---------- Records to use
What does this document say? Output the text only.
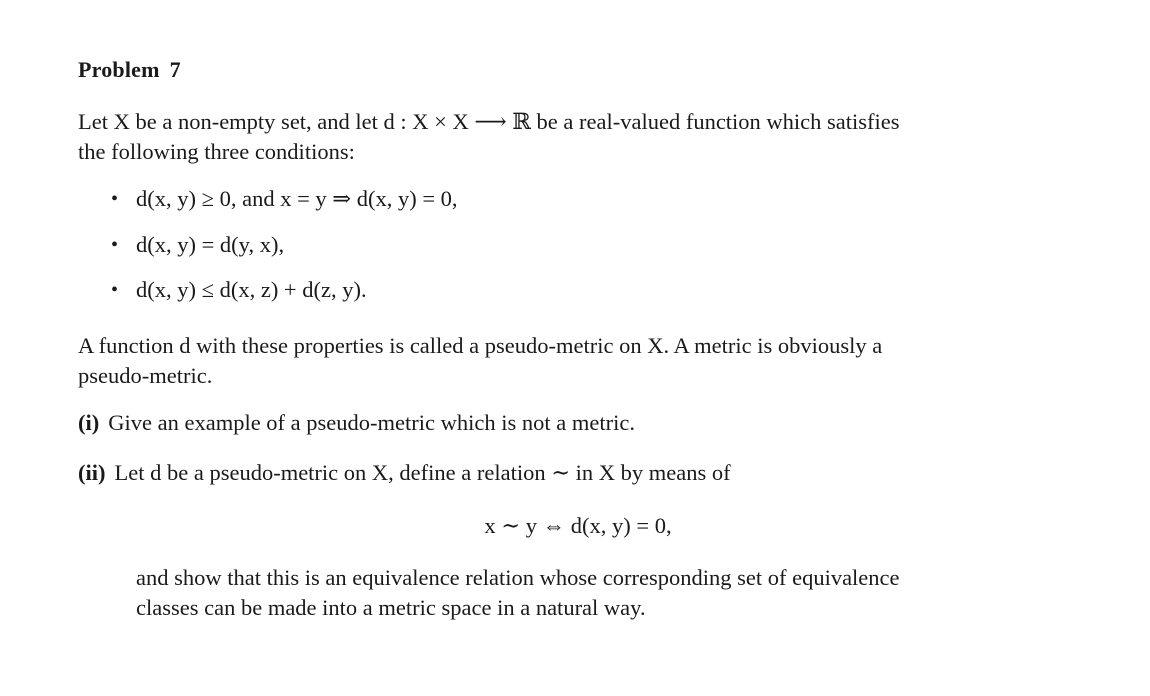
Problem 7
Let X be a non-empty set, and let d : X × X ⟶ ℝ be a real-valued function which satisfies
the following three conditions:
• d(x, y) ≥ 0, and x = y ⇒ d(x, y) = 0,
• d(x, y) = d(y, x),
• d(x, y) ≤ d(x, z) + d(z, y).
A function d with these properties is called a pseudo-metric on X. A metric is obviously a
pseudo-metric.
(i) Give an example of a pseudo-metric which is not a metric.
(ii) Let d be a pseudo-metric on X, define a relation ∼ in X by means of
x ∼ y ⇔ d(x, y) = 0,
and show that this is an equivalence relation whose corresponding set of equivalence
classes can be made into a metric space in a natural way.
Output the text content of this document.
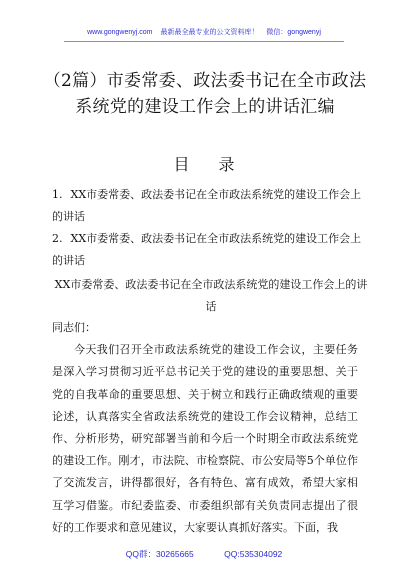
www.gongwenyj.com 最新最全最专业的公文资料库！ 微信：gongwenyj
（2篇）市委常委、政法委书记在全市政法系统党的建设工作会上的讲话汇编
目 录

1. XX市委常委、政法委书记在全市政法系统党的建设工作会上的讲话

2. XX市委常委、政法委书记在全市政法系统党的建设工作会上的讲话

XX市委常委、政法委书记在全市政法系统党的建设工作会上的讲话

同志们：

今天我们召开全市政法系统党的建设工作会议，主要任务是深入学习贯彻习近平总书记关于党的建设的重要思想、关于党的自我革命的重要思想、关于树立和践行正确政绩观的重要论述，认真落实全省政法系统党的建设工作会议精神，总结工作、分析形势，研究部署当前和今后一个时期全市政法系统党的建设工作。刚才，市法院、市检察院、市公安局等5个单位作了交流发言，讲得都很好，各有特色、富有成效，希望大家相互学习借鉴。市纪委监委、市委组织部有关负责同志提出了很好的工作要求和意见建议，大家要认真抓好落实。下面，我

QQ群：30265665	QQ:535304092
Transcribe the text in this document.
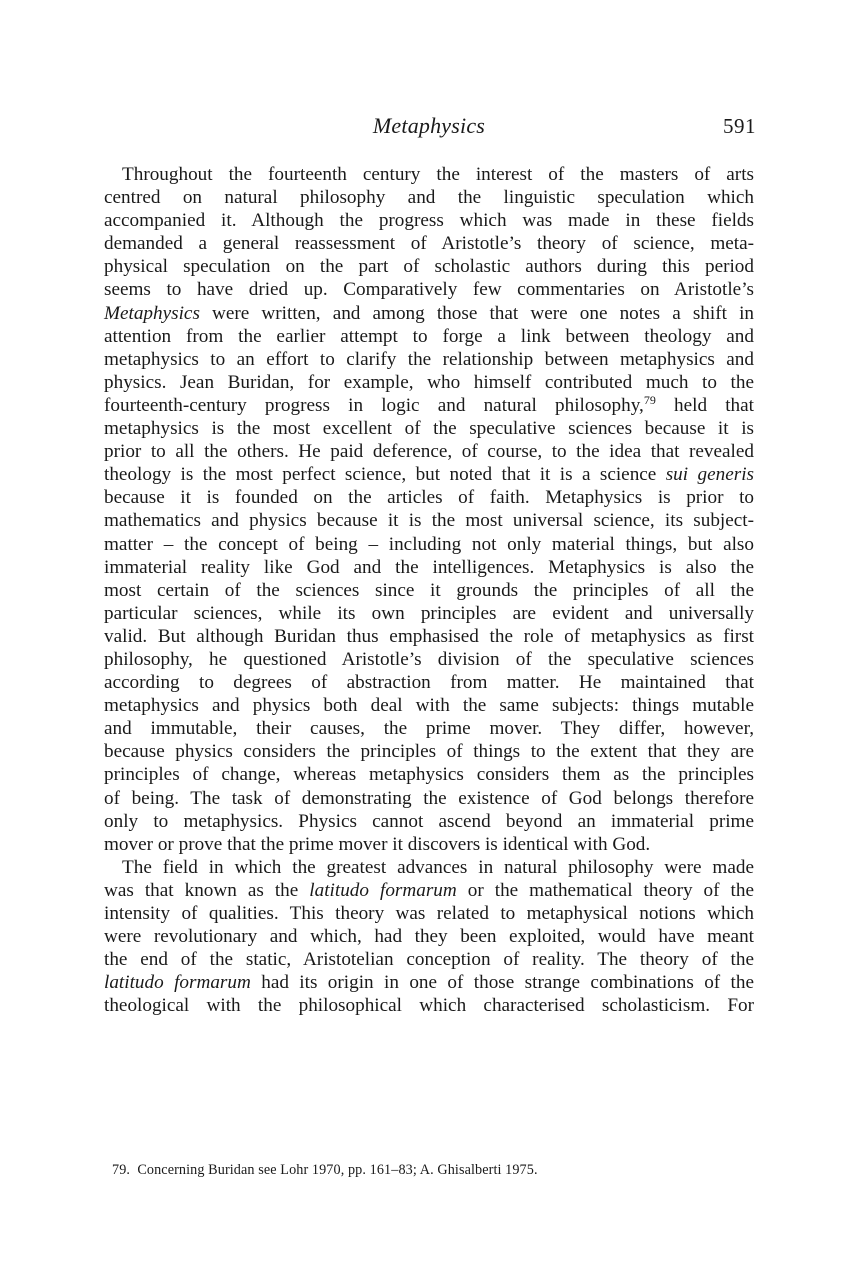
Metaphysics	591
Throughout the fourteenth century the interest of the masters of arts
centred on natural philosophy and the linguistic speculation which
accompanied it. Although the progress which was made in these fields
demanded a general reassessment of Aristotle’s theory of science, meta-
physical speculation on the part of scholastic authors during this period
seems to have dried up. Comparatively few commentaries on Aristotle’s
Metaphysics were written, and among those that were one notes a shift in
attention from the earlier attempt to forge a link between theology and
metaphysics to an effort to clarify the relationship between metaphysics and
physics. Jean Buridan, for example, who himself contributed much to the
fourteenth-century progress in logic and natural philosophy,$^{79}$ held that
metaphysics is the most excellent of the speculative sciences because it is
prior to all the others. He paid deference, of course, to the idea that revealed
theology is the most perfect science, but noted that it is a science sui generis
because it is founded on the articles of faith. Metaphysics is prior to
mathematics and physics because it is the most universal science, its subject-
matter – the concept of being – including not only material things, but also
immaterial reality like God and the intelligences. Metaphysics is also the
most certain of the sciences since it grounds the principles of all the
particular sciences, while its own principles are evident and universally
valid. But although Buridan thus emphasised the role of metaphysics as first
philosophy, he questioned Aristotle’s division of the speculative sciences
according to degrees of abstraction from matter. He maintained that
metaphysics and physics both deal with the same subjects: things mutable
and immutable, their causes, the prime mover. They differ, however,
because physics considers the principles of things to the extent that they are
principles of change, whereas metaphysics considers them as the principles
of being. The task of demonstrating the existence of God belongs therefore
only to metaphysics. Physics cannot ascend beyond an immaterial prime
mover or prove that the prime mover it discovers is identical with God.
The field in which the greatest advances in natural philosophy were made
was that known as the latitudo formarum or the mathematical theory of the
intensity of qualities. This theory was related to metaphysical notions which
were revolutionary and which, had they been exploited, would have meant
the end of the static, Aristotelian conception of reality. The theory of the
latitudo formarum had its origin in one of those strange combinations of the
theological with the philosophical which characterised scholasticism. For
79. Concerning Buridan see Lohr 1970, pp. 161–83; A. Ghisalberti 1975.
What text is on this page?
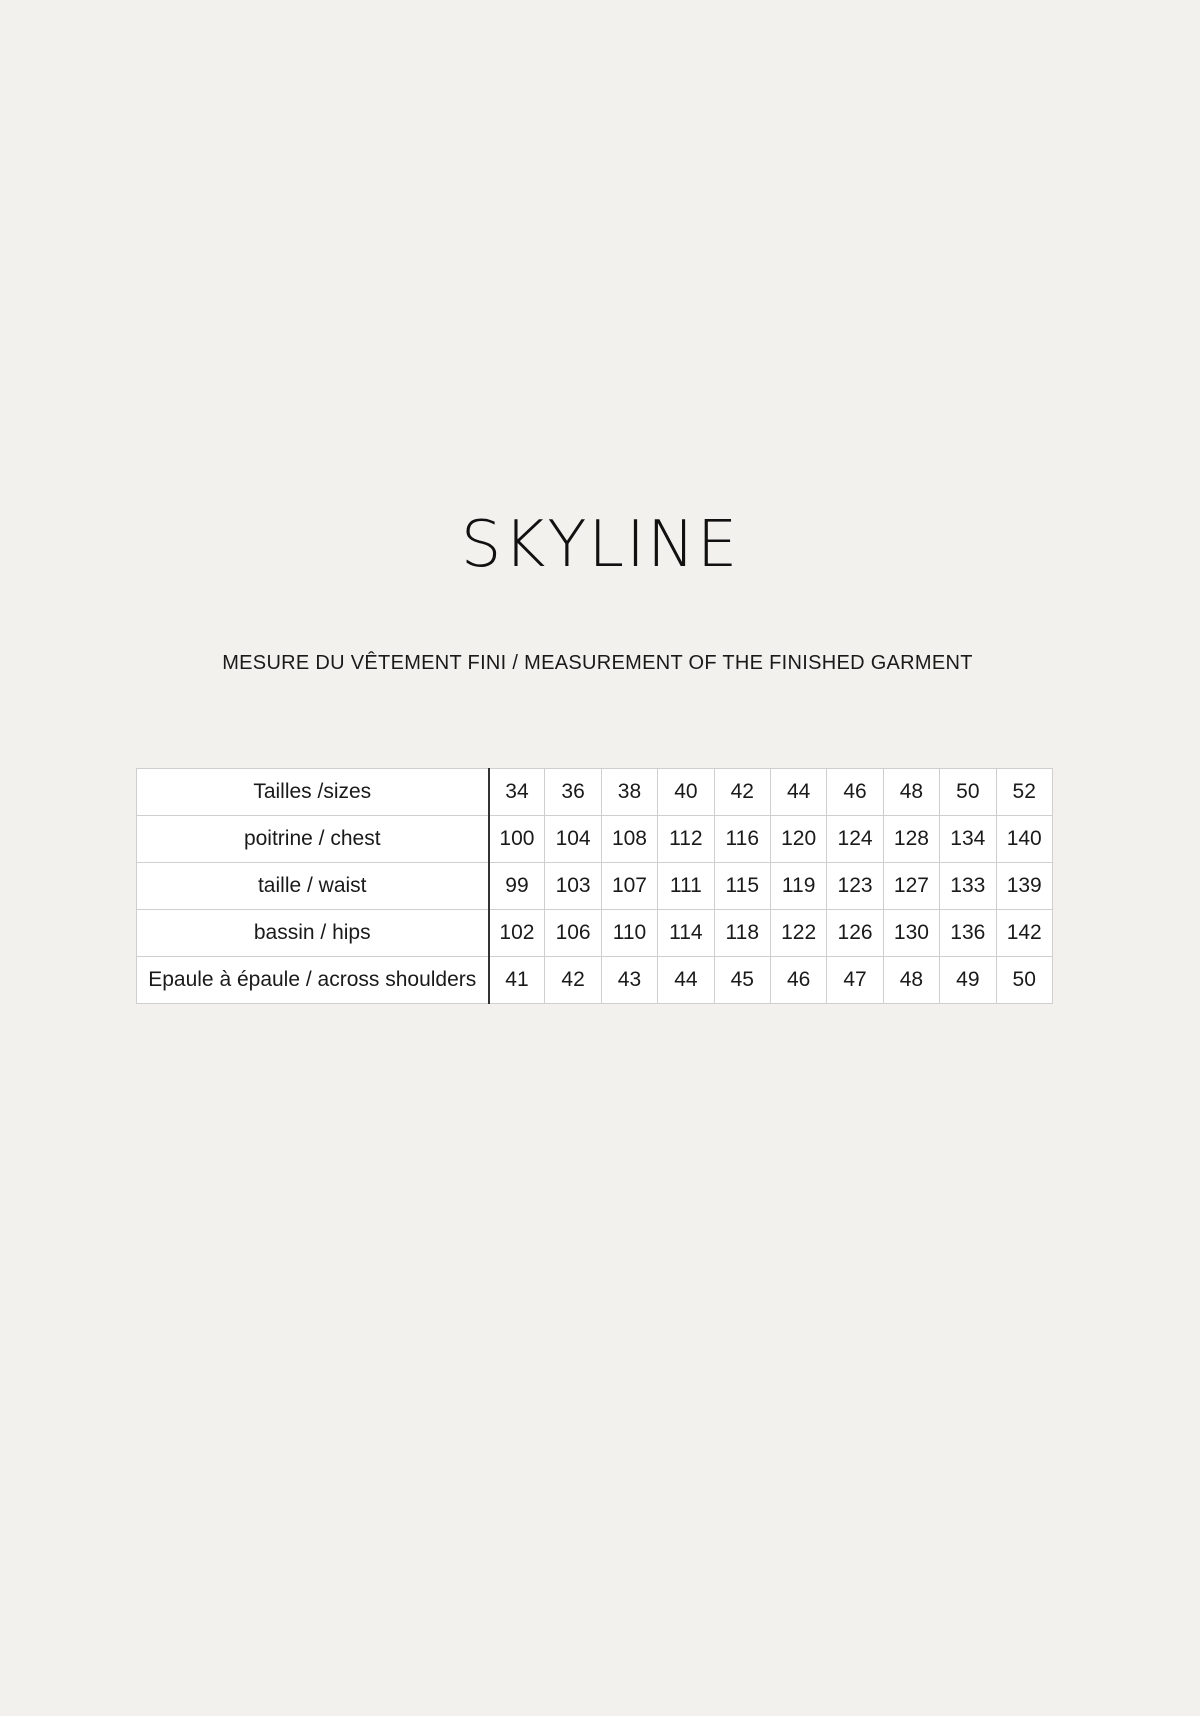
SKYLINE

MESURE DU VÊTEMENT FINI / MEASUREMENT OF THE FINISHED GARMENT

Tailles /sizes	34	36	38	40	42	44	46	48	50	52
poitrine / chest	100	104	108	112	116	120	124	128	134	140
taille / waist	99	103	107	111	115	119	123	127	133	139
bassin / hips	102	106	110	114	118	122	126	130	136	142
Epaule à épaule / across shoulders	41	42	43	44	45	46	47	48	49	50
--------------------
§ **Challenge**
The answer is one number: how many lines of the material above contain "between".

§ **Answer for the task**
2